Copy the passage about the first Thanksgiving in full, word for word.

SOURCE DOCUMENT -
==============================
When the Mayflower pilgrims and the Wampanoag sat down for the first Thanksgiving in 1621, it wasn’t actually that big of a deal. Likely, it was just a routine English harvest celebration. More significant—and less remembered—was the peace treaty that the parties established seven months earlier, which lasted for 50 years.
“There’s in fact very little historical record of the first Thanksgiving, which is why Thanksgiving wasn’t really celebrated as a holiday until the 19th century,” says Charles C. Mann, author of 1491: New Revelations of the Americas Before Columbus. “To historians, it seems kind of funny that the celebration … now seems more important than the treaty itself.”
President Abraham Lincoln established Thanksgiving as a national holiday during the Civil War, and the feast has since become an American tradition. Yet the story of the Wampanoag and the pilgrims who first broke bread is not commonly known. (Learn about National Geographic’s television drama about their story.)
Here’s a little background about the much-mythologized meal.
1. It wasn’t actually a “Thanksgiving.”
In 1841, Boston publisher Alexander Young printed a book containing a letter by pilgrim Edward Winslow, which described the feast:
“[O]ur harvest being gotten in, our governor sent four men on fowling, that so we might after a more special manner rejoice together … [There were] many of the Indians coming amongst us, and among the rest their greatest King Massasoit, with some ninety men, whom for three days we entertained and feasted.”
==============================
GIVEN DATA -
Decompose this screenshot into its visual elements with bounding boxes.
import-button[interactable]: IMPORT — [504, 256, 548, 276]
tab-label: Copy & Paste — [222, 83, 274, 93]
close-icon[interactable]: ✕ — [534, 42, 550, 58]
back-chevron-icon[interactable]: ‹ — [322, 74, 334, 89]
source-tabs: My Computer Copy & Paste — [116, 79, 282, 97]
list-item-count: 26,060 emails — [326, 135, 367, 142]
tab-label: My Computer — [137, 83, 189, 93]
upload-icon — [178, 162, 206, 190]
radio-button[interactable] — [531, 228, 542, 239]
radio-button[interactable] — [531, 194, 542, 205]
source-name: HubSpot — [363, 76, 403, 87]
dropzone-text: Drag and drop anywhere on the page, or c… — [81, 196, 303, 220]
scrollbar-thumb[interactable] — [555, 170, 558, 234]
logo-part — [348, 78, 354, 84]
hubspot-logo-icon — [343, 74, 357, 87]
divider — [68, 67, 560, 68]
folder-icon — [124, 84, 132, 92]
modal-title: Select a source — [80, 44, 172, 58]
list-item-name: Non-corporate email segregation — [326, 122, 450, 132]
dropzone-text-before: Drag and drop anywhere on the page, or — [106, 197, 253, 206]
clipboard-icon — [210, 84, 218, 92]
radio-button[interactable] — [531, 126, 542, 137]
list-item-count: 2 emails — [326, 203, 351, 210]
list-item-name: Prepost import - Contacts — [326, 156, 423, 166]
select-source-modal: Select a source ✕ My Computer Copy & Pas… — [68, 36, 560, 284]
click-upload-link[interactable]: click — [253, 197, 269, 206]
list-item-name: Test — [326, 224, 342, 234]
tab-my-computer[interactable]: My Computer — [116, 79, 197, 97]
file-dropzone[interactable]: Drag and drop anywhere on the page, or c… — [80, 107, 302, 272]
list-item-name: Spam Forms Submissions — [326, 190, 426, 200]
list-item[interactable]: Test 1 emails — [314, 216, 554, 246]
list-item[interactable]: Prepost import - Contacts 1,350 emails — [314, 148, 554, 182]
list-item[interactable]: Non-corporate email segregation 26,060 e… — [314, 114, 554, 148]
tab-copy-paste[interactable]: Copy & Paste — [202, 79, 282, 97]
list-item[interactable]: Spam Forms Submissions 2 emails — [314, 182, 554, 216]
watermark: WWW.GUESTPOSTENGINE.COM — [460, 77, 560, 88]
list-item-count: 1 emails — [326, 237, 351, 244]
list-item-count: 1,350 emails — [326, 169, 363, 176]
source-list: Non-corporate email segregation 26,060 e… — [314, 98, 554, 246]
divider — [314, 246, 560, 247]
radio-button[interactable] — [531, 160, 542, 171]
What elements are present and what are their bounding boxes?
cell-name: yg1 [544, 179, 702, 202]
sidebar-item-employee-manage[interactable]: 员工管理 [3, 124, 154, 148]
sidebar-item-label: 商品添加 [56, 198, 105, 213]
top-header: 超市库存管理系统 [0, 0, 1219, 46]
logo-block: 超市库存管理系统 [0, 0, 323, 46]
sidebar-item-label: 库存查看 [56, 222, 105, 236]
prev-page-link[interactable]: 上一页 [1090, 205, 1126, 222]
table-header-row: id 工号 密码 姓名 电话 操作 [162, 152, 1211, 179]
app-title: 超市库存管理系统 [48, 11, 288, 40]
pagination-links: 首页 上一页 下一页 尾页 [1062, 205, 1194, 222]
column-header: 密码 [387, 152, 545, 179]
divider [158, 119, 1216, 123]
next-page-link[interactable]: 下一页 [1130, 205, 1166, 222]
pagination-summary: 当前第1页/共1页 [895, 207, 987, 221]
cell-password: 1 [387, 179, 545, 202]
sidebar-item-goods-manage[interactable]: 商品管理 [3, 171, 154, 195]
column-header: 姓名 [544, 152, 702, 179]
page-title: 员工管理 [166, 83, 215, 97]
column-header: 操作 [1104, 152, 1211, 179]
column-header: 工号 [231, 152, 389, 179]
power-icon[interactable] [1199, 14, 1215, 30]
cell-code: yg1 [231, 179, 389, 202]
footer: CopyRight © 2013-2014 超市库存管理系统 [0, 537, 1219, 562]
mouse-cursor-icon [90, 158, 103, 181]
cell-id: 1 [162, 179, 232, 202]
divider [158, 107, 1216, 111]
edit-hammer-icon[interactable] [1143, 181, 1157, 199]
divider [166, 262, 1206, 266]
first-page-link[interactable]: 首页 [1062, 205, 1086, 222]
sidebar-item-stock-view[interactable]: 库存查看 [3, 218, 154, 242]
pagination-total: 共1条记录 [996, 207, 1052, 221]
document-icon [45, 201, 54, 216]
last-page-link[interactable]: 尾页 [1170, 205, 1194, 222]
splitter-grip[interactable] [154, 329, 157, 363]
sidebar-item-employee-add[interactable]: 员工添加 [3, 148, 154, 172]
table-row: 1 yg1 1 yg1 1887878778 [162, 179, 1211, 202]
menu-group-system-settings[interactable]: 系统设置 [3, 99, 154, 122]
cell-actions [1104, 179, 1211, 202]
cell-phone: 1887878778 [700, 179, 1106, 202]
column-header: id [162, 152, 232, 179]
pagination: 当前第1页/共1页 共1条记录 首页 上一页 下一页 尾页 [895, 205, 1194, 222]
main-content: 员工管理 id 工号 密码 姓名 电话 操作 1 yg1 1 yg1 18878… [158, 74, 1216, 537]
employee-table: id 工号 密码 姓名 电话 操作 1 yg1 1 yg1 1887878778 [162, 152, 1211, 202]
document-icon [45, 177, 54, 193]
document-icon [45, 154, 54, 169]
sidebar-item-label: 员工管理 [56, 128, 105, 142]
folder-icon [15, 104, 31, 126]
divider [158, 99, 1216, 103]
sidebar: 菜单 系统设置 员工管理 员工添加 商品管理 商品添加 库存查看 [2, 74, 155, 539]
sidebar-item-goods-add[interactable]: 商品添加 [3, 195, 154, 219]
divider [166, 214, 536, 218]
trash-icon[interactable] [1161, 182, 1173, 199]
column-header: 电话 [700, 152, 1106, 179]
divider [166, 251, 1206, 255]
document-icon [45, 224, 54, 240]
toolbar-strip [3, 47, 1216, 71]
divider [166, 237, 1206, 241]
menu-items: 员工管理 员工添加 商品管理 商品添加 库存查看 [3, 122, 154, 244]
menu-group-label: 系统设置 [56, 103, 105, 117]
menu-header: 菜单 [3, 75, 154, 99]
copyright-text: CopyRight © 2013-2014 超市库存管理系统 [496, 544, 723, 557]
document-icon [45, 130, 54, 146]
==============================
TASK RESPONSE -
When the Mayflower pilgrims and the Wampanoag sat down for the first Thanksgiving in 1621, it wasn’t actually that big of a deal. Likely, it was just a routine English harvest celebration. More significant—and less remembered—was the peace treaty that the parties established seven months earlier, which lasted for 50 years.
“There’s in fact very little historical record of the first Thanksgiving, which is why Thanksgiving wasn’t really celebrated as a holiday until the 19th century,” says Charles C. Mann, author of 1491: New Revelations of the Americas Before Columbus. “To historians, it seems kind of funny that the celebration … now seems more important than the treaty itself.”
President Abraham Lincoln established Thanksgiving as a national holiday during the Civil War, and the feast has since become an American tradition. Yet the story of the Wampanoag and the pilgrims who first broke bread is not commonly known. (Learn about National Geographic’s television drama about their story.)
Here’s a little background about the much-mythologized meal.
1. It wasn’t actually a “Thanksgiving.”
In 1841, Boston publisher Alexander Young printed a book containing a letter by pilgrim Edward Winslow, which described the feast:
“[O]ur harvest being gotten in, our governor sent four men on fowling, that so we might after a more special manner rejoice together … [There were] many of the Indians coming amongst us, and among the rest their greatest King Massasoit, with some ninety men, whom for three days we entertained and feasted.”